EXERCISE DESCRIPTION - Repeat the listing in full, preserving every character.

RECORD LIST -

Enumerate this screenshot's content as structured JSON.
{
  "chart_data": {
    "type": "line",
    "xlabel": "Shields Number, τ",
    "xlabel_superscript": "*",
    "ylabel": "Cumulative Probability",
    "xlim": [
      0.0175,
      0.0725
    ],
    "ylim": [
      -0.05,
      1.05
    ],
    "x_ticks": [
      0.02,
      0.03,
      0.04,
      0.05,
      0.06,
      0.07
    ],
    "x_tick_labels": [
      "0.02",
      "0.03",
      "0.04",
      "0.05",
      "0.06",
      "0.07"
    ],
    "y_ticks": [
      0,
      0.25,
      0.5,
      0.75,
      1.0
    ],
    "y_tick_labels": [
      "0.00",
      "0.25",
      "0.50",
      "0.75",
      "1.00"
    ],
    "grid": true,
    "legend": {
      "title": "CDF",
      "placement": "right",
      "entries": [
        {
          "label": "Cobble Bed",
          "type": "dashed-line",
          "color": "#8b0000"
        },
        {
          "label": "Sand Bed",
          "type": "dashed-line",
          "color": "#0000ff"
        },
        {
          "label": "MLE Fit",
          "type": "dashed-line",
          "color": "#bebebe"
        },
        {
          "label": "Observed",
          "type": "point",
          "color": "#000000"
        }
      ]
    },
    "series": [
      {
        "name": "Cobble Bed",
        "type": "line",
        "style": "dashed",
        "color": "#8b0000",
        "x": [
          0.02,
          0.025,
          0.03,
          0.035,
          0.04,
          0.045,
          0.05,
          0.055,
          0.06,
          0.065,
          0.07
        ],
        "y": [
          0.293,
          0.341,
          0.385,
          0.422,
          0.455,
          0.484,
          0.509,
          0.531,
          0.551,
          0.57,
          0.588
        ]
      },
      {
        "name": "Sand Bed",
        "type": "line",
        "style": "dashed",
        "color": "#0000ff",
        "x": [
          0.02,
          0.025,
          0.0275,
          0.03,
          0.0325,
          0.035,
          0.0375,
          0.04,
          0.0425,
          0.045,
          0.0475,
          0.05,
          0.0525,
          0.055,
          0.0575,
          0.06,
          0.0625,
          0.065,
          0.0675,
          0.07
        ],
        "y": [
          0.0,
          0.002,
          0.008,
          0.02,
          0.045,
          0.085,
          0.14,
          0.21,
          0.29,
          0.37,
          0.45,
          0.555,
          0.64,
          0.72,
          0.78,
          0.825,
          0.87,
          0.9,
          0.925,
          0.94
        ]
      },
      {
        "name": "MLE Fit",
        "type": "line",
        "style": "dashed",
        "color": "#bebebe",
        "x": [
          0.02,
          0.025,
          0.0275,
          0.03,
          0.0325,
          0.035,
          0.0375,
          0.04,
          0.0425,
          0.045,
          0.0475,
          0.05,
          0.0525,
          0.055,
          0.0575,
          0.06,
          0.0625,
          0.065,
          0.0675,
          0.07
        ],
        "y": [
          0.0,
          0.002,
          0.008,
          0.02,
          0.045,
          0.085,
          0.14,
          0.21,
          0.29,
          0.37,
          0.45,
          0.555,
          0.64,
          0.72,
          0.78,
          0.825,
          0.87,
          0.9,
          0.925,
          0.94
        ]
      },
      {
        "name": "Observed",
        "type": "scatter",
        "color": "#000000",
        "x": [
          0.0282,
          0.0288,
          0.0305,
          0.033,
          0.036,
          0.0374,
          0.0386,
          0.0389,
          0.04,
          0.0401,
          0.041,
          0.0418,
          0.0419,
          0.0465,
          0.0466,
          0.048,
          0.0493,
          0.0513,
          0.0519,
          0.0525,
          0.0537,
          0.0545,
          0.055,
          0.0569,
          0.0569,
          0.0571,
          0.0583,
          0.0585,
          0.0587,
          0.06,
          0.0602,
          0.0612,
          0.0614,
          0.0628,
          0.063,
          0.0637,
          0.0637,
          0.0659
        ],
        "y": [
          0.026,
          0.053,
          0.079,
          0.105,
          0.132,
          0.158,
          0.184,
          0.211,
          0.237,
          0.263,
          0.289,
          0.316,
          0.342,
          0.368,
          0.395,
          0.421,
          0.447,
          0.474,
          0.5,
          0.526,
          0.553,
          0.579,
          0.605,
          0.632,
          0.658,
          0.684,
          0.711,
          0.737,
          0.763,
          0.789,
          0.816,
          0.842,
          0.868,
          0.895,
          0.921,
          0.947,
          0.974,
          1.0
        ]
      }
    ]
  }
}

FINISHED TASK -
Enumerate this screenshot's content as structured JSON.
{
  "chart_data": {
    "type": "line",
    "xlabel": "Shields Number, τ",
    "xlabel_superscript": "*",
    "ylabel": "Cumulative Probability",
    "xlim": [
      0.0175,
      0.0725
    ],
    "ylim": [
      -0.05,
      1.05
    ],
    "x_ticks": [
      0.02,
      0.03,
      0.04,
      0.05,
      0.06,
      0.07
    ],
    "x_tick_labels": [
      "0.02",
      "0.03",
      "0.04",
      "0.05",
      "0.06",
      "0.07"
    ],
    "y_ticks": [
      0,
      0.25,
      0.5,
      0.75,
      1.0
    ],
    "y_tick_labels": [
      "0.00",
      "0.25",
      "0.50",
      "0.75",
      "1.00"
    ],
    "grid": true,
    "legend": {
      "title": "CDF",
      "placement": "right",
      "entries": [
        {
          "label": "Cobble Bed",
          "type": "dashed-line",
          "color": "#8b0000"
        },
        {
          "label": "Sand Bed",
          "type": "dashed-line",
          "color": "#0000ff"
        },
        {
          "label": "MLE Fit",
          "type": "dashed-line",
          "color": "#bebebe"
        },
        {
          "label": "Observed",
          "type": "point",
          "color": "#000000"
        }
      ]
    },
    "series": [
      {
        "name": "Cobble Bed",
        "type": "line",
        "style": "dashed",
        "color": "#8b0000",
        "x": [
          0.02,
          0.025,
          0.03,
          0.035,
          0.04,
          0.045,
          0.05,
          0.055,
          0.06,
          0.065,
          0.07
        ],
        "y": [
          0.293,
          0.341,
          0.385,
          0.422,
          0.455,
          0.484,
          0.509,
          0.531,
          0.551,
          0.57,
          0.588
        ]
      },
      {
        "name": "Sand Bed",
        "type": "line",
        "style": "dashed",
        "color": "#0000ff",
        "x": [
          0.02,
          0.025,
          0.0275,
          0.03,
          0.0325,
          0.035,
          0.0375,
          0.04,
          0.0425,
          0.045,
          0.0475,
          0.05,
          0.0525,
          0.055,
          0.0575,
          0.06,
          0.0625,
          0.065,
          0.0675,
          0.07
        ],
        "y": [
          0.0,
          0.002,
          0.008,
          0.02,
          0.045,
          0.085,
          0.14,
          0.21,
          0.29,
          0.37,
          0.45,
          0.555,
          0.64,
          0.72,
          0.78,
          0.825,
          0.87,
          0.9,
          0.925,
          0.94
        ]
      },
      {
        "name": "MLE Fit",
        "type": "line",
        "style": "dashed",
        "color": "#bebebe",
        "x": [
          0.02,
          0.025,
          0.0275,
          0.03,
          0.0325,
          0.035,
          0.0375,
          0.04,
          0.0425,
          0.045,
          0.0475,
          0.05,
          0.0525,
          0.055,
          0.0575,
          0.06,
          0.0625,
          0.065,
          0.0675,
          0.07
        ],
        "y": [
          0.0,
          0.002,
          0.008,
          0.02,
          0.045,
          0.085,
          0.14,
          0.21,
          0.29,
          0.37,
          0.45,
          0.555,
          0.64,
          0.72,
          0.78,
          0.825,
          0.87,
          0.9,
          0.925,
          0.94
        ]
      },
      {
        "name": "Observed",
        "type": "scatter",
        "color": "#000000",
        "x": [
          0.0282,
          0.0288,
          0.0305,
          0.033,
          0.036,
          0.0374,
          0.0386,
          0.0389,
          0.04,
          0.0401,
          0.041,
          0.0418,
          0.0419,
          0.0465,
          0.0466,
          0.048,
          0.0493,
          0.0513,
          0.0519,
          0.0525,
          0.0537,
          0.0545,
          0.055,
          0.0569,
          0.0569,
          0.0571,
          0.0583,
          0.0585,
          0.0587,
          0.06,
          0.0602,
          0.0612,
          0.0614,
          0.0628,
          0.063,
          0.0637,
          0.0637,
          0.0659
        ],
        "y": [
          0.026,
          0.053,
          0.079,
          0.105,
          0.132,
          0.158,
          0.184,
          0.211,
          0.237,
          0.263,
          0.289,
          0.316,
          0.342,
          0.368,
          0.395,
          0.421,
          0.447,
          0.474,
          0.5,
          0.526,
          0.553,
          0.579,
          0.605,
          0.632,
          0.658,
          0.684,
          0.711,
          0.737,
          0.763,
          0.789,
          0.816,
          0.842,
          0.868,
          0.895,
          0.921,
          0.947,
          0.974,
          1.0
        ]
      }
    ]
  }
}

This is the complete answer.